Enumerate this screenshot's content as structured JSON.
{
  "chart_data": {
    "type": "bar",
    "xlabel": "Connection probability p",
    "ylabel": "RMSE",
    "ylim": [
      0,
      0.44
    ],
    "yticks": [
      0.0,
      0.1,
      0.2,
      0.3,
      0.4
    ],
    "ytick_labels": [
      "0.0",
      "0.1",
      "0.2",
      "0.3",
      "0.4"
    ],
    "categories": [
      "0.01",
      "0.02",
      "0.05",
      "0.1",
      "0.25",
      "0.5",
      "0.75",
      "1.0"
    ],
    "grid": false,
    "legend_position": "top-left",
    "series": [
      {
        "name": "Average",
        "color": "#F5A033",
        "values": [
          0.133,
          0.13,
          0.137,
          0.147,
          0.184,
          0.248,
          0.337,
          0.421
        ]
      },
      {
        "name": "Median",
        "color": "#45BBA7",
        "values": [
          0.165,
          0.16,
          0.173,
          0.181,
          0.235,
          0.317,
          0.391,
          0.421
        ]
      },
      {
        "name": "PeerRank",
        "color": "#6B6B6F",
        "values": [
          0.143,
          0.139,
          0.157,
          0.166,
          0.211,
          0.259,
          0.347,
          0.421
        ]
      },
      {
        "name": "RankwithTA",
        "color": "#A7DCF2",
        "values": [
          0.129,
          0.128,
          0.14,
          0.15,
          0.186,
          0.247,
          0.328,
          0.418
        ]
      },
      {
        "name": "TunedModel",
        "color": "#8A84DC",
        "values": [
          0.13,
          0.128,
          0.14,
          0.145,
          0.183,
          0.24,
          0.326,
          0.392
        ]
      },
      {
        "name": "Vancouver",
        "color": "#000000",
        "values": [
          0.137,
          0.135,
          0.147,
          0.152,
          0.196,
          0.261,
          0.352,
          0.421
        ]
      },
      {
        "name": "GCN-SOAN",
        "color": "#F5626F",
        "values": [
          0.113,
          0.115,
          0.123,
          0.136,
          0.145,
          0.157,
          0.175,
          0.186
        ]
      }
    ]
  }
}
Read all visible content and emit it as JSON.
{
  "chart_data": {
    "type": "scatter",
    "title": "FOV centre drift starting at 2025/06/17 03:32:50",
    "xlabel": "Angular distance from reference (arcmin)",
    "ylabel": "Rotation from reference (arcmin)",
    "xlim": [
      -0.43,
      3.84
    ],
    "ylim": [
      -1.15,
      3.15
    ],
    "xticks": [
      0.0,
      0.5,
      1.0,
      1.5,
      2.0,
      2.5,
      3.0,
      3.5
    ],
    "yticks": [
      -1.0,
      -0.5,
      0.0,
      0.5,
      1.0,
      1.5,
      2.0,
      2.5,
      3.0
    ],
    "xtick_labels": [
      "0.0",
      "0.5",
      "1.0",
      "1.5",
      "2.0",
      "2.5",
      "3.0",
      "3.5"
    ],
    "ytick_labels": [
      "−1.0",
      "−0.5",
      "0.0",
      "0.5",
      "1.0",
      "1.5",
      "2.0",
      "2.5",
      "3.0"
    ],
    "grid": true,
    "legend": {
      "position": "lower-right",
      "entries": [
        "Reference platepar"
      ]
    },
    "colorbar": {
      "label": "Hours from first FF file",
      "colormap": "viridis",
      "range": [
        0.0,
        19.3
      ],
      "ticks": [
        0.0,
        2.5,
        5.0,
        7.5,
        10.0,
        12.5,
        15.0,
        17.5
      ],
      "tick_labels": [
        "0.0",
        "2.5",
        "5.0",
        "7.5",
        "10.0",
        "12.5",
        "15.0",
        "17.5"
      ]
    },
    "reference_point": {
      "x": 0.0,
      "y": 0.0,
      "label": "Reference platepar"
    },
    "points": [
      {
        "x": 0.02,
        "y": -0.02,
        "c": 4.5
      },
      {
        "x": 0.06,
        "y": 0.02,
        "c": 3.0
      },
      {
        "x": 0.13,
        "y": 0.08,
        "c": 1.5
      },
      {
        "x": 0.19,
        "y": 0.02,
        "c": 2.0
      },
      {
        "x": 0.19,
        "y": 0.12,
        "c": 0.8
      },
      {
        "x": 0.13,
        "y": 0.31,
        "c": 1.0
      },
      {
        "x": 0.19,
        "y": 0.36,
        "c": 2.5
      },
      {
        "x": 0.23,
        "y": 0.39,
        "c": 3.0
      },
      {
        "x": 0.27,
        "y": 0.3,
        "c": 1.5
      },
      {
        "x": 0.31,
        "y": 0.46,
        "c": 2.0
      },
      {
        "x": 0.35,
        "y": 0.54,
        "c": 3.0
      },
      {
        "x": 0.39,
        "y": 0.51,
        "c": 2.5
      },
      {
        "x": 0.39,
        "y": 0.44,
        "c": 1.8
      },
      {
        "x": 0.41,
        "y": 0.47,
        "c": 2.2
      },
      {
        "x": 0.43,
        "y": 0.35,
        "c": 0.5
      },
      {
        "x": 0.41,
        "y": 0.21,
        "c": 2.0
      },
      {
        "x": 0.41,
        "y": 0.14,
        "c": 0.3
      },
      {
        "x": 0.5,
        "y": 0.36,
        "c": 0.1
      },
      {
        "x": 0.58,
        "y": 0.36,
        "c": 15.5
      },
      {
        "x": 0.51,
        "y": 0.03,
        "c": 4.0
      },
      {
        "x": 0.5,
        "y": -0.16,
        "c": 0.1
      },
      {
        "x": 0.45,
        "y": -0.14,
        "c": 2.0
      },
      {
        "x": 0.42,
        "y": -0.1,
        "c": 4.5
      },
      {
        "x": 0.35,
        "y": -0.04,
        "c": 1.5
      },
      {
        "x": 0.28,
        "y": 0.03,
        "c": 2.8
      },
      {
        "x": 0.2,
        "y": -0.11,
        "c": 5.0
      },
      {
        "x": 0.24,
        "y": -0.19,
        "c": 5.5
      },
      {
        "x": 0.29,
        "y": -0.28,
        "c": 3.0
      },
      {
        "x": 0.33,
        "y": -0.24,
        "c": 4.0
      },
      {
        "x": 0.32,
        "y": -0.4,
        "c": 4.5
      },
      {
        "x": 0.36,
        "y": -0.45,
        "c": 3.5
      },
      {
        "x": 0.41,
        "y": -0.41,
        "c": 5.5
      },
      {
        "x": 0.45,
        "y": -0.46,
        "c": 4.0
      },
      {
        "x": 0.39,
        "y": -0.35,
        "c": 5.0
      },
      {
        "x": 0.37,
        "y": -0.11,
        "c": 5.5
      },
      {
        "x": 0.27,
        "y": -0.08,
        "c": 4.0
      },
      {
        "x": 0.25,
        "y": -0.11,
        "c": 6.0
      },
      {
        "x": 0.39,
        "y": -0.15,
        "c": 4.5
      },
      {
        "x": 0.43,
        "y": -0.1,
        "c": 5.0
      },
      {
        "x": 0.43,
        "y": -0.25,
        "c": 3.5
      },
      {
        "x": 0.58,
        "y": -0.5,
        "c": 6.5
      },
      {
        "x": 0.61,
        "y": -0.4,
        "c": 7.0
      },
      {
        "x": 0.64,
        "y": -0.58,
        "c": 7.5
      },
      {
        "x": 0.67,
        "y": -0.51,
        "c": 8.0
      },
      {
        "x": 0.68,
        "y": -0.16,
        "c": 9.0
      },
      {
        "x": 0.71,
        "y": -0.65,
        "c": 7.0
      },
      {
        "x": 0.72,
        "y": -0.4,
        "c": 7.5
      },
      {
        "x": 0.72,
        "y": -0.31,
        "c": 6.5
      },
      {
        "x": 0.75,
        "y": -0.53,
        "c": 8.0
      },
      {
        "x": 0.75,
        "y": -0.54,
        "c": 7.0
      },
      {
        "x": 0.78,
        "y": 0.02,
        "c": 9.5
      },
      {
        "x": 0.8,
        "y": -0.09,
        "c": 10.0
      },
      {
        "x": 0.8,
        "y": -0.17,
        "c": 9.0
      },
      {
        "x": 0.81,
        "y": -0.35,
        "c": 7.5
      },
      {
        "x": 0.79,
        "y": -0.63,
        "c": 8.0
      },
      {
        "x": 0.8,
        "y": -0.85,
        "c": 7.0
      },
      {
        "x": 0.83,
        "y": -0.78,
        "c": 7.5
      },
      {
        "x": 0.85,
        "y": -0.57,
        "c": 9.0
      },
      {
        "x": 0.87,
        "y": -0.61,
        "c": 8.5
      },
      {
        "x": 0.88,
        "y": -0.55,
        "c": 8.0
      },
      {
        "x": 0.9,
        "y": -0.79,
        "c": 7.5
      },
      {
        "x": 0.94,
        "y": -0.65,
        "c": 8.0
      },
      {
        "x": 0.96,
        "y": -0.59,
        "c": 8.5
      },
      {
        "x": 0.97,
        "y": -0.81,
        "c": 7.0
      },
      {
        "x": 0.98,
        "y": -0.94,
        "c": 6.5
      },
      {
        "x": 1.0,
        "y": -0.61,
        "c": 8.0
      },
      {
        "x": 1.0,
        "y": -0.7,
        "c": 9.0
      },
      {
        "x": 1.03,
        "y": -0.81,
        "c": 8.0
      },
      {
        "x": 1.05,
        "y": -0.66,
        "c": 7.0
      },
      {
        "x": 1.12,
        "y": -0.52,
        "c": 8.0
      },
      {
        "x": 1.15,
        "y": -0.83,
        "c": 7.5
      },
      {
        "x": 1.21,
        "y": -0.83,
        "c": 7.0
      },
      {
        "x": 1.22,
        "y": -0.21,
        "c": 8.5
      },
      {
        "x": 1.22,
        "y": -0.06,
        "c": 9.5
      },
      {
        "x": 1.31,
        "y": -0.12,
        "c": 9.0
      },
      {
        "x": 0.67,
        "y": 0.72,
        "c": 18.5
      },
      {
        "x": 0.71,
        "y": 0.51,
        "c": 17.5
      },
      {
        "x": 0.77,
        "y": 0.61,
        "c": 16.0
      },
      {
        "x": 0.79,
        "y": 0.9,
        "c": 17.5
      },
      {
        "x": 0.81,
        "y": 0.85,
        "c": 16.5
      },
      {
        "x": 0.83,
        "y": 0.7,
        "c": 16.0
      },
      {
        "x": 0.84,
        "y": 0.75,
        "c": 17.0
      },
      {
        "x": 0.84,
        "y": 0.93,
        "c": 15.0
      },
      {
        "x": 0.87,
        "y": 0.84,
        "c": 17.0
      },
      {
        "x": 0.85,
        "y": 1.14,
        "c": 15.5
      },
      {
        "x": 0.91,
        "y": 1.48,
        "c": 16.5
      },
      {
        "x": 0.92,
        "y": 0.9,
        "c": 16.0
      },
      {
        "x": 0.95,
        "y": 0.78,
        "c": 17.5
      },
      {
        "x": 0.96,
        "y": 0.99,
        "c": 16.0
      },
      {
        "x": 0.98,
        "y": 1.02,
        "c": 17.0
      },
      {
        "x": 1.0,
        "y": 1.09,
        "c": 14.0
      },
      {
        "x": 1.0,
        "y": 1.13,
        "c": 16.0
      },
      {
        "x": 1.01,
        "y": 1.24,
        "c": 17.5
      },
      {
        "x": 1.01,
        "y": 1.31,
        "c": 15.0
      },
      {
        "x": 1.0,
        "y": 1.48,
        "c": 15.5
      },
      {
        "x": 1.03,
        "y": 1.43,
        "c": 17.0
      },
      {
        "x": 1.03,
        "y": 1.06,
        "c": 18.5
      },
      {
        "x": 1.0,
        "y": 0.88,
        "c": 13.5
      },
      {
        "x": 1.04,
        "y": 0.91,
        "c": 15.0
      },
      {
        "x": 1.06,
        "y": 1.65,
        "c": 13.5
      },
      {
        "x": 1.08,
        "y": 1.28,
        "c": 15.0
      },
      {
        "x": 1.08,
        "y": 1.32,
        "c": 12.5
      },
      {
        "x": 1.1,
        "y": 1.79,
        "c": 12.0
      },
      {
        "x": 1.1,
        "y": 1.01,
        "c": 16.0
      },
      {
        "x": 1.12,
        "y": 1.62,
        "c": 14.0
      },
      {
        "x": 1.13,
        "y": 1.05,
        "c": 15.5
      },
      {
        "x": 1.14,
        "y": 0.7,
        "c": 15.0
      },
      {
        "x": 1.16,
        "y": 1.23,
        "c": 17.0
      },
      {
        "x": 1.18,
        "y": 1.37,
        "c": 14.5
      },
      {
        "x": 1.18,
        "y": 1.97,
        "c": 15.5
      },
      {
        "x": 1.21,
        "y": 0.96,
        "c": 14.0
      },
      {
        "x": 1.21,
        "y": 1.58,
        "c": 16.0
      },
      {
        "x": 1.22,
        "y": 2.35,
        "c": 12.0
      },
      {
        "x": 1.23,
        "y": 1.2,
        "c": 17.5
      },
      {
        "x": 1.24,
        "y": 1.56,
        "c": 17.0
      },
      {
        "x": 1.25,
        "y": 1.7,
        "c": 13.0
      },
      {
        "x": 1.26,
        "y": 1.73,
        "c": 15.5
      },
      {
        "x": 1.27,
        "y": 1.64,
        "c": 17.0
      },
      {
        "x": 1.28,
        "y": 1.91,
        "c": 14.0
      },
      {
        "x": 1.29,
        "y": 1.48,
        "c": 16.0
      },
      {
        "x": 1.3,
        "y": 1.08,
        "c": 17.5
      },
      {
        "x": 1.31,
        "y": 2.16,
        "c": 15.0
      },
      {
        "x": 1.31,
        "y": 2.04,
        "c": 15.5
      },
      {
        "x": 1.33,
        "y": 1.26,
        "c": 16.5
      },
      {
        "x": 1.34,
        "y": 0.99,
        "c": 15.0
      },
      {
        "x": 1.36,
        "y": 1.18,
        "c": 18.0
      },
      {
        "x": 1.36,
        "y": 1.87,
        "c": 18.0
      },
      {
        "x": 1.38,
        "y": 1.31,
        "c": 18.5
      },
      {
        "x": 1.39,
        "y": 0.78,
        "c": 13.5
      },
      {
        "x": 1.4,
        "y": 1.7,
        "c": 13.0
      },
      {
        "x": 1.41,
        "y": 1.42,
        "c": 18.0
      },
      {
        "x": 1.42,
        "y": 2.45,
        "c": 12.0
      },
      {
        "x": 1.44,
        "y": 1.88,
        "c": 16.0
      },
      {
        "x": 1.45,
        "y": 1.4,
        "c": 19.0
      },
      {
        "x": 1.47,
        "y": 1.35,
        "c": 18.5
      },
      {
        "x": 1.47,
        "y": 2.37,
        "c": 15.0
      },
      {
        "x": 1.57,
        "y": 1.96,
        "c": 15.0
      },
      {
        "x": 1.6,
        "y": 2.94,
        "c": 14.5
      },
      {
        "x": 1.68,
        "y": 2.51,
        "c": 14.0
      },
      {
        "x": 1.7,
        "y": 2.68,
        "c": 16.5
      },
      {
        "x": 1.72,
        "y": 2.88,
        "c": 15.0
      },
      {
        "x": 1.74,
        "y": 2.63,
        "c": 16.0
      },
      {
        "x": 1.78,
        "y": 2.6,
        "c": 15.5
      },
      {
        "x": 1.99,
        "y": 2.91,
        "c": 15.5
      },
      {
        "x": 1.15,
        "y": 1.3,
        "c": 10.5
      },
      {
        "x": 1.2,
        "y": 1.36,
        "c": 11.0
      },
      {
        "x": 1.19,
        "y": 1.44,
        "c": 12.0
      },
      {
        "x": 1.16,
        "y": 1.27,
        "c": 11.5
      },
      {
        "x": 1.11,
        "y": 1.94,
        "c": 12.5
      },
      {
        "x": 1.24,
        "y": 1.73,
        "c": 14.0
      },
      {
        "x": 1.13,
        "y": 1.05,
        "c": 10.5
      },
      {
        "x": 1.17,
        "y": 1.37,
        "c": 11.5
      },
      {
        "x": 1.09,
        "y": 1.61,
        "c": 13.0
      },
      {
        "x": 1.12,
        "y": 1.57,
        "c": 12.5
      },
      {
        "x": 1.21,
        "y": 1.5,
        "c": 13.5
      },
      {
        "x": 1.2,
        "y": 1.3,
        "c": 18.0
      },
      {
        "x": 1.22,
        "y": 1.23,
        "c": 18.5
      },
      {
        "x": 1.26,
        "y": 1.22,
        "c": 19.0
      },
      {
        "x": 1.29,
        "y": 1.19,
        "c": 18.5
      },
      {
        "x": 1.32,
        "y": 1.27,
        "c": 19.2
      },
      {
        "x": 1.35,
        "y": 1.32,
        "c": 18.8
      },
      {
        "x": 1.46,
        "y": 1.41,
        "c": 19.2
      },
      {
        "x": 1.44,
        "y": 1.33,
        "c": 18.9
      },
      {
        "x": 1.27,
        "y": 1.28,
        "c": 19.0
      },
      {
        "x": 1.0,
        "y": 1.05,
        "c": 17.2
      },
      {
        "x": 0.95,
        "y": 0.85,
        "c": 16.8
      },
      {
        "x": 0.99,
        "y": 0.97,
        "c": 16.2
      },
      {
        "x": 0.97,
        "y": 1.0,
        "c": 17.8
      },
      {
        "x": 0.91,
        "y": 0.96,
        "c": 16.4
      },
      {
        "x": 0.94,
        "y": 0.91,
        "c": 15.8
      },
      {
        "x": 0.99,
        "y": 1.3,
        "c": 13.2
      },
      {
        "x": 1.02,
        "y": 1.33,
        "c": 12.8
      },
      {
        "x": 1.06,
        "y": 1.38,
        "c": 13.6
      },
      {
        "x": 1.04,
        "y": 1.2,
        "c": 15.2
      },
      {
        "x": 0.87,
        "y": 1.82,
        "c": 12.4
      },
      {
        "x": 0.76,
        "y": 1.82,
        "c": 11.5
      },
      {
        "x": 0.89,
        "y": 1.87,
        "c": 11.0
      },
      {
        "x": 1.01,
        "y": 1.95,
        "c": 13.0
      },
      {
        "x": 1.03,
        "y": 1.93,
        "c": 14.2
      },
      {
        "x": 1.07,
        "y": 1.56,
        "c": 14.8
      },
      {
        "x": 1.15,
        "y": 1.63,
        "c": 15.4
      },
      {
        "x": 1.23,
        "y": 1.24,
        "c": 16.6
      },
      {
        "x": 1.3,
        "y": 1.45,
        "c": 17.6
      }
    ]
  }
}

- Task details -
Copy all lines of the material above where the string "arcmin" occurs.

- Result of this task -
    "xlabel": "Angular distance from reference (arcmin)",
    "ylabel": "Rotation from reference (arcmin)",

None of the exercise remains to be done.